**Problem to work on:** Present every line in which the string "name" appears.

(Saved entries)

-=-=-=-=-

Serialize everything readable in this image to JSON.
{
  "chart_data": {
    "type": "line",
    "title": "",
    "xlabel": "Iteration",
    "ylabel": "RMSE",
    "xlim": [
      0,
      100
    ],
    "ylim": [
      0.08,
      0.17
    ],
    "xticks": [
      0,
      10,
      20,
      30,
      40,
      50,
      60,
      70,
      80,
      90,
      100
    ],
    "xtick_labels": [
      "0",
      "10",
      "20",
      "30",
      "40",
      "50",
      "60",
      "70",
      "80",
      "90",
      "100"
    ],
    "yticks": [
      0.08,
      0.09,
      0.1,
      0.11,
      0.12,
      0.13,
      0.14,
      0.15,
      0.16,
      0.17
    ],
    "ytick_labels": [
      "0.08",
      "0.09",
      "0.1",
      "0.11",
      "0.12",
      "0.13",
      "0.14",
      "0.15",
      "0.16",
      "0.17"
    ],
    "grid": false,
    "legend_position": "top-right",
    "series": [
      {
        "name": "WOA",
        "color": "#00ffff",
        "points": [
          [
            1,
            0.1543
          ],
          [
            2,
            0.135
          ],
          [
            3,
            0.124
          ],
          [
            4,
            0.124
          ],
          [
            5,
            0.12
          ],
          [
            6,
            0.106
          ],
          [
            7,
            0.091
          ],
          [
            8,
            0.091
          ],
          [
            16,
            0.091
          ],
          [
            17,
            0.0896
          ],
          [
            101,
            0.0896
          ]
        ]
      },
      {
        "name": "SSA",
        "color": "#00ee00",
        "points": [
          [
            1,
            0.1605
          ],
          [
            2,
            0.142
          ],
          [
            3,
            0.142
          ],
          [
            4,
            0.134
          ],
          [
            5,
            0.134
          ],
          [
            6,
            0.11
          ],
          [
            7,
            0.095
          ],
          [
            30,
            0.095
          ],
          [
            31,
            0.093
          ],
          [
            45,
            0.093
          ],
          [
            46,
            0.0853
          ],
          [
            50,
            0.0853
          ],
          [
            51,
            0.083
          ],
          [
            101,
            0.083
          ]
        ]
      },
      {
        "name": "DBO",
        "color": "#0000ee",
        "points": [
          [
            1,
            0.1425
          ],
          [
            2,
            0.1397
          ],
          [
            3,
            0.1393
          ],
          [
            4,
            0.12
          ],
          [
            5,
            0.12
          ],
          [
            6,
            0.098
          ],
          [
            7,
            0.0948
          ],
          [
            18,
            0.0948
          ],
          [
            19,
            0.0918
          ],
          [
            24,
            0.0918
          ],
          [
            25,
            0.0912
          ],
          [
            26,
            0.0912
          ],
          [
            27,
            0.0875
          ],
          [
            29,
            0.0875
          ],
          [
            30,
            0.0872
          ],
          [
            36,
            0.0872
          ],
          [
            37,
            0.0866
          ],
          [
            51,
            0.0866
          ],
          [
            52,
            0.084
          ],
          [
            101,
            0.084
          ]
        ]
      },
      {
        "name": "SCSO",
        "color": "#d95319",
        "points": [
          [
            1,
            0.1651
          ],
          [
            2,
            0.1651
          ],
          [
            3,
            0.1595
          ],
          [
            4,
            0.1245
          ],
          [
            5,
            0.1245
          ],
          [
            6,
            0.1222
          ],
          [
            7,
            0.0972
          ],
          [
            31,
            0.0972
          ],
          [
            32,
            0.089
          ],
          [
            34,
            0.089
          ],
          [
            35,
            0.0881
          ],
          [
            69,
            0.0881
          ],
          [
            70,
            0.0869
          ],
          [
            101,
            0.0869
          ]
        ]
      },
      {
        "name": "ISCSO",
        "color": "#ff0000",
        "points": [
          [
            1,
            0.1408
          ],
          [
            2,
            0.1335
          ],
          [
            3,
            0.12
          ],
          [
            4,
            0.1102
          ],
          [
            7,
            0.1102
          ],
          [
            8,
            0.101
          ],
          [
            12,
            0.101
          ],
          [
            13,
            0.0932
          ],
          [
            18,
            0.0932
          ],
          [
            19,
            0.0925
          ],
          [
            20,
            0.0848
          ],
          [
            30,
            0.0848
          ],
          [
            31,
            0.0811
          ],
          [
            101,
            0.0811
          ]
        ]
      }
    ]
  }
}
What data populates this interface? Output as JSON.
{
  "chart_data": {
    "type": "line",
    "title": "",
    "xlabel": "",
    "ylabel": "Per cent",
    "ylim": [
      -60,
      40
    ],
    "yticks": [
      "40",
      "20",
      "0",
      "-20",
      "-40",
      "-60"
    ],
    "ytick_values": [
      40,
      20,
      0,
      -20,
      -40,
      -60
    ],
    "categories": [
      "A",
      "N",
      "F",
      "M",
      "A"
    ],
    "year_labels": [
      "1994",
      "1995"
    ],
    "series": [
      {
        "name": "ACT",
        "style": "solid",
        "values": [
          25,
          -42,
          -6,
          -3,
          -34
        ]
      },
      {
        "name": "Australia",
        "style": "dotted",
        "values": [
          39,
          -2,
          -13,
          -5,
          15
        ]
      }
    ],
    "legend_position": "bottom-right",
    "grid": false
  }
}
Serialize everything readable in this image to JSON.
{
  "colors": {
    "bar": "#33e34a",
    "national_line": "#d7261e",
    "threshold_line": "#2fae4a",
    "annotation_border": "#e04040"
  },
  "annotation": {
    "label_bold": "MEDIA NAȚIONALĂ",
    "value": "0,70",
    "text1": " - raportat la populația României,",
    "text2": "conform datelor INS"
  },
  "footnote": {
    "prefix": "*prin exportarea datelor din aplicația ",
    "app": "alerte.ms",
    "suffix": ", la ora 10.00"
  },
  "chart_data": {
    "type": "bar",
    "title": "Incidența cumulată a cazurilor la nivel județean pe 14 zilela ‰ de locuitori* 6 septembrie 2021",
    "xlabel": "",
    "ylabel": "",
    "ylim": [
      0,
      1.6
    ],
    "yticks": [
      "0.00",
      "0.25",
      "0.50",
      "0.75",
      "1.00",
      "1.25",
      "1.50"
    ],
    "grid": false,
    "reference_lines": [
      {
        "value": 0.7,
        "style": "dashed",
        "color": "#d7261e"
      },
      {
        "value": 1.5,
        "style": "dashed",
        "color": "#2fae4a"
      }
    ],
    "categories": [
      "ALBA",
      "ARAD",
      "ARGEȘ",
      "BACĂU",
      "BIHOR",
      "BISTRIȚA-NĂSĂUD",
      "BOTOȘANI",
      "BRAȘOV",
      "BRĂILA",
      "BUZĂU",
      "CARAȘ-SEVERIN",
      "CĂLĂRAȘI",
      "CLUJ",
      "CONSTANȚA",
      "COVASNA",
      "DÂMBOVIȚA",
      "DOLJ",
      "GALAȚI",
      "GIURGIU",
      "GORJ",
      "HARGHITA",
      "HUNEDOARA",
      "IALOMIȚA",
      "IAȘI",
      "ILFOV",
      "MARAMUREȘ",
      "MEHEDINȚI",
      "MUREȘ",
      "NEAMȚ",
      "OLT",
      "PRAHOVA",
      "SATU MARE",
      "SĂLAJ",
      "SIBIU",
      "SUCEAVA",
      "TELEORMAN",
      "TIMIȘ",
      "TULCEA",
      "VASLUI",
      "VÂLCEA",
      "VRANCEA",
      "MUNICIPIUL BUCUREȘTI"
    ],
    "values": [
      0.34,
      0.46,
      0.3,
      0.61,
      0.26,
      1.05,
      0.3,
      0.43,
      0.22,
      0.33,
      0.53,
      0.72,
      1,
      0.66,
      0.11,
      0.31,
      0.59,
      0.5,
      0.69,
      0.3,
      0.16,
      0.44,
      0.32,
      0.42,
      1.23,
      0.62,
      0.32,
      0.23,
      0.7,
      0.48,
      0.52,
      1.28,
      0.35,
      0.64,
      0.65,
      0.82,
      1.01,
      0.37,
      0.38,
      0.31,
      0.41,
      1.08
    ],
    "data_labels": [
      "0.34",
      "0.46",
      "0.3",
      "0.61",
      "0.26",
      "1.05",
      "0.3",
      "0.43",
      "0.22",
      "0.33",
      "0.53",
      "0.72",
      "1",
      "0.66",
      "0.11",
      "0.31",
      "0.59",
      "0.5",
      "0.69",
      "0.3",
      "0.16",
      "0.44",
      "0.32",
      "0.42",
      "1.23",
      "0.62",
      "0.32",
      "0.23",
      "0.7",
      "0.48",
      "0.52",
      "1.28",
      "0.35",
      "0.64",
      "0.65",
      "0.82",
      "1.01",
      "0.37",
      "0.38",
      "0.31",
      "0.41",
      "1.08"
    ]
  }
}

-=-=-=-=-

**Full response:**
        "name": "WOA",
        "name": "SSA",
        "name": "DBO",
        "name": "SCSO",
        "name": "ISCSO",
        "name": "ACT",
        "name": "Australia",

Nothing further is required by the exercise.